## Source document
------------------------

JOPLIN, P.J. and BUETTNER, C.J., concur.
[1] The Petition for Review was assigned to this author on August 18, 2005.
[2] Because Employer did not brief the issue of the ordered discogram and medical treatment with the IME, that issue is waived and considered final. Kerr v. Clary, 2001 OK 90, 37 P.3d 841.

------------------------

## Dataset extract
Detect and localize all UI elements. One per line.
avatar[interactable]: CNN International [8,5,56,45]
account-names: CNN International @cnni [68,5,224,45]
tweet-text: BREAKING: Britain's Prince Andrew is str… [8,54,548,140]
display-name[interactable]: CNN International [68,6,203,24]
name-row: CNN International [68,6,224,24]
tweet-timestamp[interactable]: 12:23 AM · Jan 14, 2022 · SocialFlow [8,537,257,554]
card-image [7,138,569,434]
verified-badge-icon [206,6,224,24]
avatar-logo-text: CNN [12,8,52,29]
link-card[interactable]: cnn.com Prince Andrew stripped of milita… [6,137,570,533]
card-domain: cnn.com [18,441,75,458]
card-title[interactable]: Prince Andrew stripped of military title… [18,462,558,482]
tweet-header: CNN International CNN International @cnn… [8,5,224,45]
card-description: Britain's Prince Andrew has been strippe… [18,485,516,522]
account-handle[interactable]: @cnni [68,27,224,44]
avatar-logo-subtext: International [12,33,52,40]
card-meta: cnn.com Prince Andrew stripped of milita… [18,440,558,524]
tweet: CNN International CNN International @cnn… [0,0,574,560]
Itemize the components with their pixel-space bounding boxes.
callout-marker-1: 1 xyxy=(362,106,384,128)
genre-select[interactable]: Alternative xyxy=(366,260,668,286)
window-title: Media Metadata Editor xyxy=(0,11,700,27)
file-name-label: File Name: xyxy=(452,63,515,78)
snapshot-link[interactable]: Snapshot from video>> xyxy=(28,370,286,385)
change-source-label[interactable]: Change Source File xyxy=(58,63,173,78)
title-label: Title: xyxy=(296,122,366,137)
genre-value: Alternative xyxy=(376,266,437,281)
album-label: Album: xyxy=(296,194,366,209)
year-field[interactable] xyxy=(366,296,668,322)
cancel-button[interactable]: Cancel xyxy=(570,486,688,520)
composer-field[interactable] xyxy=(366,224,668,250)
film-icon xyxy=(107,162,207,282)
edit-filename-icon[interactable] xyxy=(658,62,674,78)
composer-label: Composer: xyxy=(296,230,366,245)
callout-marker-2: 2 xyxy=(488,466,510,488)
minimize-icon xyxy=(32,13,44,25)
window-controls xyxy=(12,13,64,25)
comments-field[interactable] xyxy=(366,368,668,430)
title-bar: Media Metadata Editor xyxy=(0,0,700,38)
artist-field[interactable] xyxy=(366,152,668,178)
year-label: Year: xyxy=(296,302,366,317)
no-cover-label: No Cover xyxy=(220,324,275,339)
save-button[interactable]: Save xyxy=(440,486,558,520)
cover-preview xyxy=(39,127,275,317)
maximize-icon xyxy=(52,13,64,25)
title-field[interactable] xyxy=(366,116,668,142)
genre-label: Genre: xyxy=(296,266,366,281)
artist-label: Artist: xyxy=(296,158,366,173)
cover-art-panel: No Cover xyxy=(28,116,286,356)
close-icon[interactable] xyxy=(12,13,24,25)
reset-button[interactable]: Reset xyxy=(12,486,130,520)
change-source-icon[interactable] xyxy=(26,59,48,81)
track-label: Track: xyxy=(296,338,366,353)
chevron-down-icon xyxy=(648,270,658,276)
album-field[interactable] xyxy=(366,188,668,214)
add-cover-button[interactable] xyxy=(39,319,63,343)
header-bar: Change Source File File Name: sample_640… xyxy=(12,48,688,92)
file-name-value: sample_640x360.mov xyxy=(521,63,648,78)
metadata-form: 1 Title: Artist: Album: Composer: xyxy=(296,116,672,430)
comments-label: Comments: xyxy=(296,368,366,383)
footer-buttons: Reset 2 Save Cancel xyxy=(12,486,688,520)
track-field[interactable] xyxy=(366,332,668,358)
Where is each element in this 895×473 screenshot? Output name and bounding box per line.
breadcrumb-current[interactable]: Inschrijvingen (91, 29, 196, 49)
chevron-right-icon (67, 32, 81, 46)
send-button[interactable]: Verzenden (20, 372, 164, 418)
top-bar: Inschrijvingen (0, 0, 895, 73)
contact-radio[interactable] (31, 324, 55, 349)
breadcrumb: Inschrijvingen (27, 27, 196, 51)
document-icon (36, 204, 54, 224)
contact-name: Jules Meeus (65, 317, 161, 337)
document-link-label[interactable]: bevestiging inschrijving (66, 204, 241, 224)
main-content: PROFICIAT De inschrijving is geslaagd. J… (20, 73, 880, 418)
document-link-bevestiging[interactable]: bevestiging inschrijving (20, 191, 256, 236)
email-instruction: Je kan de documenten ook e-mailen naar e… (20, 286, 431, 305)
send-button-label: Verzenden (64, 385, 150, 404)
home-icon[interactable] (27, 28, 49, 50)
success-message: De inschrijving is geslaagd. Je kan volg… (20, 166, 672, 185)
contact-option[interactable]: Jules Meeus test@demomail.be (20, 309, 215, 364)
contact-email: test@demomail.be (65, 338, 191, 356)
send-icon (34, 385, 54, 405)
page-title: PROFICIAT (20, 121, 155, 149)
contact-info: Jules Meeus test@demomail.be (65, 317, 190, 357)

------------------------

## Exercise requirements
(A) According to the source document, on what date was the Petition for Review assigned to the author?
(B) Quote the source document, starting at the words "[2] Because Employer" and ending after "37 P.3d 841.".

## Answers provided
(A) August 18, 2005

(B)
[2] Because Employer did not brief the issue of the ordered discogram and medical treatment with the IME, that issue is waived and considered final. Kerr v. Clary, 2001 OK 90, 37 P.3d 841.